= Problem details =
Copy out the data below verbatim.

= Material provided =

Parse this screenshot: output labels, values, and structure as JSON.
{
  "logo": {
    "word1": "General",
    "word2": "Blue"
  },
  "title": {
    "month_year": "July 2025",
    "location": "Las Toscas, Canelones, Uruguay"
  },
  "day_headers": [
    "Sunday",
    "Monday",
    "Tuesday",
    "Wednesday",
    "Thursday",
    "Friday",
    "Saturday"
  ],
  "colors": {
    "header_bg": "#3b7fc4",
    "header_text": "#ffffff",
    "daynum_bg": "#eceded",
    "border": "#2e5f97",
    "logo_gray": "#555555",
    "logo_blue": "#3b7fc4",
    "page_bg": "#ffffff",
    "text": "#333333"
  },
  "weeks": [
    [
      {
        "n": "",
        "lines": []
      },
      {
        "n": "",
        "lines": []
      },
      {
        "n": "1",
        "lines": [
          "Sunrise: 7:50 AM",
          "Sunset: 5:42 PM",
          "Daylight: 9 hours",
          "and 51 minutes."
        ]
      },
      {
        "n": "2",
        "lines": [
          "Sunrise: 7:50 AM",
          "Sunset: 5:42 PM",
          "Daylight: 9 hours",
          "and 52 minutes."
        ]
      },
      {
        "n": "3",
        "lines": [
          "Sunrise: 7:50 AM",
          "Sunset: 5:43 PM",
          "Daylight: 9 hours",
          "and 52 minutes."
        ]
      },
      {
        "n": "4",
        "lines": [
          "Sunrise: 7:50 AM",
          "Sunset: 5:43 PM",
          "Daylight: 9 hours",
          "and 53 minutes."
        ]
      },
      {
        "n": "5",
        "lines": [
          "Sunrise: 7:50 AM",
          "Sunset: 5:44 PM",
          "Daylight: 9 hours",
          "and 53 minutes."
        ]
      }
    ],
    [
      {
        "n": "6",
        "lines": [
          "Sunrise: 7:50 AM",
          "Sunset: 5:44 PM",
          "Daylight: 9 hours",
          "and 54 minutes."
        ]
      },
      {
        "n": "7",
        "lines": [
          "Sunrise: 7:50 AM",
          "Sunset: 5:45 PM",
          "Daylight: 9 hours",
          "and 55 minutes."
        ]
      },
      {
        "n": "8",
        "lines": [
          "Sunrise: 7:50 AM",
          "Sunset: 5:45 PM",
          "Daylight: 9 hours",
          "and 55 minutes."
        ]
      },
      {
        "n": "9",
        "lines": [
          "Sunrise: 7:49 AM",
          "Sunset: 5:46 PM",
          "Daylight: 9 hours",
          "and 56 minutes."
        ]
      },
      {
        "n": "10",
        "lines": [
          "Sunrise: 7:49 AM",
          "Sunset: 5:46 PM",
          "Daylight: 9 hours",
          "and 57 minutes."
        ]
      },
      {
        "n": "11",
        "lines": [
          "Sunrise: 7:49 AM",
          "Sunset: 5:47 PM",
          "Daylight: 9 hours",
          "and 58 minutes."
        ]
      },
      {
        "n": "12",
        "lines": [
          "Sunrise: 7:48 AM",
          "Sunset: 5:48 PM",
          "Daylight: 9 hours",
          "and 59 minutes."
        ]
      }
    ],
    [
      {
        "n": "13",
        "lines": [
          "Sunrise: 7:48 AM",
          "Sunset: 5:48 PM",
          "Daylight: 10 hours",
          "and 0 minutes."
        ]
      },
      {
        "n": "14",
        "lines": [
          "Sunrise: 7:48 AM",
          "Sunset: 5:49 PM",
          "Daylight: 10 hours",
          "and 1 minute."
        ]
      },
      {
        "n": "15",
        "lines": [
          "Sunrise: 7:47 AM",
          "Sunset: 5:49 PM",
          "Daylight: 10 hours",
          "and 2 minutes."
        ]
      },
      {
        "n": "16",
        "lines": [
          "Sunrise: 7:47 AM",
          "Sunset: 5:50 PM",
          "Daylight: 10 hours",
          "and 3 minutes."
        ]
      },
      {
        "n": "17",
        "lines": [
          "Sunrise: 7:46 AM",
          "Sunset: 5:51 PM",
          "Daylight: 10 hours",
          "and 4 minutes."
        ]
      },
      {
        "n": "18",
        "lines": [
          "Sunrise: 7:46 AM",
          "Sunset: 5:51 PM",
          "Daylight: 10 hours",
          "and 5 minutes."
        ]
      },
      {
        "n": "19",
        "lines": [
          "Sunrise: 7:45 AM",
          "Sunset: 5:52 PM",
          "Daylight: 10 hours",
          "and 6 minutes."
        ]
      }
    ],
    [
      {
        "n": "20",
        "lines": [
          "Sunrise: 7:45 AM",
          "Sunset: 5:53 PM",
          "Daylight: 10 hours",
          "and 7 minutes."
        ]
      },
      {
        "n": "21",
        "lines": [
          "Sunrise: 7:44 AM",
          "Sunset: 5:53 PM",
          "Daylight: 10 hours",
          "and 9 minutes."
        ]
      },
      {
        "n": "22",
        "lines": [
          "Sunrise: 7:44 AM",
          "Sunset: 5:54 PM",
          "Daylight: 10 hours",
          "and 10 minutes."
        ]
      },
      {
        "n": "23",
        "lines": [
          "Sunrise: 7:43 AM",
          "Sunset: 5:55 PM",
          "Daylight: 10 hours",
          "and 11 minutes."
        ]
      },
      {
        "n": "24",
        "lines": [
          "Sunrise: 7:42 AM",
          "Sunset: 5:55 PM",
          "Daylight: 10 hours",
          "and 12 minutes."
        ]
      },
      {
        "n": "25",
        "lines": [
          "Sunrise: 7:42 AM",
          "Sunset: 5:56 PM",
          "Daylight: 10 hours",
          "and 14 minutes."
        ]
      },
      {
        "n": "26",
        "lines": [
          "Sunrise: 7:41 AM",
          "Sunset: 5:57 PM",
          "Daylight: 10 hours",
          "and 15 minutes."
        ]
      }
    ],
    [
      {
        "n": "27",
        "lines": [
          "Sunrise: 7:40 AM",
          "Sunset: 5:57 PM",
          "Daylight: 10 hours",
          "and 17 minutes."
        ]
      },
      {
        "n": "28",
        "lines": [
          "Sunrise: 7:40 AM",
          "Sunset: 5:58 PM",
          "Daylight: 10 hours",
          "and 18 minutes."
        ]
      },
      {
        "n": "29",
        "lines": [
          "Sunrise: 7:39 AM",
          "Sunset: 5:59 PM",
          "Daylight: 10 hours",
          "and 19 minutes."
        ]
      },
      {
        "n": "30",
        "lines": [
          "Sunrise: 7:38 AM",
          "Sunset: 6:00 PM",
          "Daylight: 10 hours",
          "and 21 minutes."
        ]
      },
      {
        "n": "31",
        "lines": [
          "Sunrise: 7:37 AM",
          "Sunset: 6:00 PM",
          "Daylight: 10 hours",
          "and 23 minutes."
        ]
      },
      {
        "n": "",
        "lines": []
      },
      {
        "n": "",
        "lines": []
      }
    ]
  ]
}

= Written answer =
Parse this screenshot: output labels, values, and structure as JSON.
{
  "logo": {
    "word1": "General",
    "word2": "Blue"
  },
  "title": {
    "month_year": "July 2025",
    "location": "Las Toscas, Canelones, Uruguay"
  },
  "day_headers": [
    "Sunday",
    "Monday",
    "Tuesday",
    "Wednesday",
    "Thursday",
    "Friday",
    "Saturday"
  ],
  "colors": {
    "header_bg": "#3b7fc4",
    "header_text": "#ffffff",
    "daynum_bg": "#eceded",
    "border": "#2e5f97",
    "logo_gray": "#555555",
    "logo_blue": "#3b7fc4",
    "page_bg": "#ffffff",
    "text": "#333333"
  },
  "weeks": [
    [
      {
        "n": "",
        "lines": []
      },
      {
        "n": "",
        "lines": []
      },
      {
        "n": "1",
        "lines": [
          "Sunrise: 7:50 AM",
          "Sunset: 5:42 PM",
          "Daylight: 9 hours",
          "and 51 minutes."
        ]
      },
      {
        "n": "2",
        "lines": [
          "Sunrise: 7:50 AM",
          "Sunset: 5:42 PM",
          "Daylight: 9 hours",
          "and 52 minutes."
        ]
      },
      {
        "n": "3",
        "lines": [
          "Sunrise: 7:50 AM",
          "Sunset: 5:43 PM",
          "Daylight: 9 hours",
          "and 52 minutes."
        ]
      },
      {
        "n": "4",
        "lines": [
          "Sunrise: 7:50 AM",
          "Sunset: 5:43 PM",
          "Daylight: 9 hours",
          "and 53 minutes."
        ]
      },
      {
        "n": "5",
        "lines": [
          "Sunrise: 7:50 AM",
          "Sunset: 5:44 PM",
          "Daylight: 9 hours",
          "and 53 minutes."
        ]
      }
    ],
    [
      {
        "n": "6",
        "lines": [
          "Sunrise: 7:50 AM",
          "Sunset: 5:44 PM",
          "Daylight: 9 hours",
          "and 54 minutes."
        ]
      },
      {
        "n": "7",
        "lines": [
          "Sunrise: 7:50 AM",
          "Sunset: 5:45 PM",
          "Daylight: 9 hours",
          "and 55 minutes."
        ]
      },
      {
        "n": "8",
        "lines": [
          "Sunrise: 7:50 AM",
          "Sunset: 5:45 PM",
          "Daylight: 9 hours",
          "and 55 minutes."
        ]
      },
      {
        "n": "9",
        "lines": [
          "Sunrise: 7:49 AM",
          "Sunset: 5:46 PM",
          "Daylight: 9 hours",
          "and 56 minutes."
        ]
      },
      {
        "n": "10",
        "lines": [
          "Sunrise: 7:49 AM",
          "Sunset: 5:46 PM",
          "Daylight: 9 hours",
          "and 57 minutes."
        ]
      },
      {
        "n": "11",
        "lines": [
          "Sunrise: 7:49 AM",
          "Sunset: 5:47 PM",
          "Daylight: 9 hours",
          "and 58 minutes."
        ]
      },
      {
        "n": "12",
        "lines": [
          "Sunrise: 7:48 AM",
          "Sunset: 5:48 PM",
          "Daylight: 9 hours",
          "and 59 minutes."
        ]
      }
    ],
    [
      {
        "n": "13",
        "lines": [
          "Sunrise: 7:48 AM",
          "Sunset: 5:48 PM",
          "Daylight: 10 hours",
          "and 0 minutes."
        ]
      },
      {
        "n": "14",
        "lines": [
          "Sunrise: 7:48 AM",
          "Sunset: 5:49 PM",
          "Daylight: 10 hours",
          "and 1 minute."
        ]
      },
      {
        "n": "15",
        "lines": [
          "Sunrise: 7:47 AM",
          "Sunset: 5:49 PM",
          "Daylight: 10 hours",
          "and 2 minutes."
        ]
      },
      {
        "n": "16",
        "lines": [
          "Sunrise: 7:47 AM",
          "Sunset: 5:50 PM",
          "Daylight: 10 hours",
          "and 3 minutes."
        ]
      },
      {
        "n": "17",
        "lines": [
          "Sunrise: 7:46 AM",
          "Sunset: 5:51 PM",
          "Daylight: 10 hours",
          "and 4 minutes."
        ]
      },
      {
        "n": "18",
        "lines": [
          "Sunrise: 7:46 AM",
          "Sunset: 5:51 PM",
          "Daylight: 10 hours",
          "and 5 minutes."
        ]
      },
      {
        "n": "19",
        "lines": [
          "Sunrise: 7:45 AM",
          "Sunset: 5:52 PM",
          "Daylight: 10 hours",
          "and 6 minutes."
        ]
      }
    ],
    [
      {
        "n": "20",
        "lines": [
          "Sunrise: 7:45 AM",
          "Sunset: 5:53 PM",
          "Daylight: 10 hours",
          "and 7 minutes."
        ]
      },
      {
        "n": "21",
        "lines": [
          "Sunrise: 7:44 AM",
          "Sunset: 5:53 PM",
          "Daylight: 10 hours",
          "and 9 minutes."
        ]
      },
      {
        "n": "22",
        "lines": [
          "Sunrise: 7:44 AM",
          "Sunset: 5:54 PM",
          "Daylight: 10 hours",
          "and 10 minutes."
        ]
      },
      {
        "n": "23",
        "lines": [
          "Sunrise: 7:43 AM",
          "Sunset: 5:55 PM",
          "Daylight: 10 hours",
          "and 11 minutes."
        ]
      },
      {
        "n": "24",
        "lines": [
          "Sunrise: 7:42 AM",
          "Sunset: 5:55 PM",
          "Daylight: 10 hours",
          "and 12 minutes."
        ]
      },
      {
        "n": "25",
        "lines": [
          "Sunrise: 7:42 AM",
          "Sunset: 5:56 PM",
          "Daylight: 10 hours",
          "and 14 minutes."
        ]
      },
      {
        "n": "26",
        "lines": [
          "Sunrise: 7:41 AM",
          "Sunset: 5:57 PM",
          "Daylight: 10 hours",
          "and 15 minutes."
        ]
      }
    ],
    [
      {
        "n": "27",
        "lines": [
          "Sunrise: 7:40 AM",
          "Sunset: 5:57 PM",
          "Daylight: 10 hours",
          "and 17 minutes."
        ]
      },
      {
        "n": "28",
        "lines": [
          "Sunrise: 7:40 AM",
          "Sunset: 5:58 PM",
          "Daylight: 10 hours",
          "and 18 minutes."
        ]
      },
      {
        "n": "29",
        "lines": [
          "Sunrise: 7:39 AM",
          "Sunset: 5:59 PM",
          "Daylight: 10 hours",
          "and 19 minutes."
        ]
      },
      {
        "n": "30",
        "lines": [
          "Sunrise: 7:38 AM",
          "Sunset: 6:00 PM",
          "Daylight: 10 hours",
          "and 21 minutes."
        ]
      },
      {
        "n": "31",
        "lines": [
          "Sunrise: 7:37 AM",
          "Sunset: 6:00 PM",
          "Daylight: 10 hours",
          "and 23 minutes."
        ]
      },
      {
        "n": "",
        "lines": []
      },
      {
        "n": "",
        "lines": []
      }
    ]
  ]
}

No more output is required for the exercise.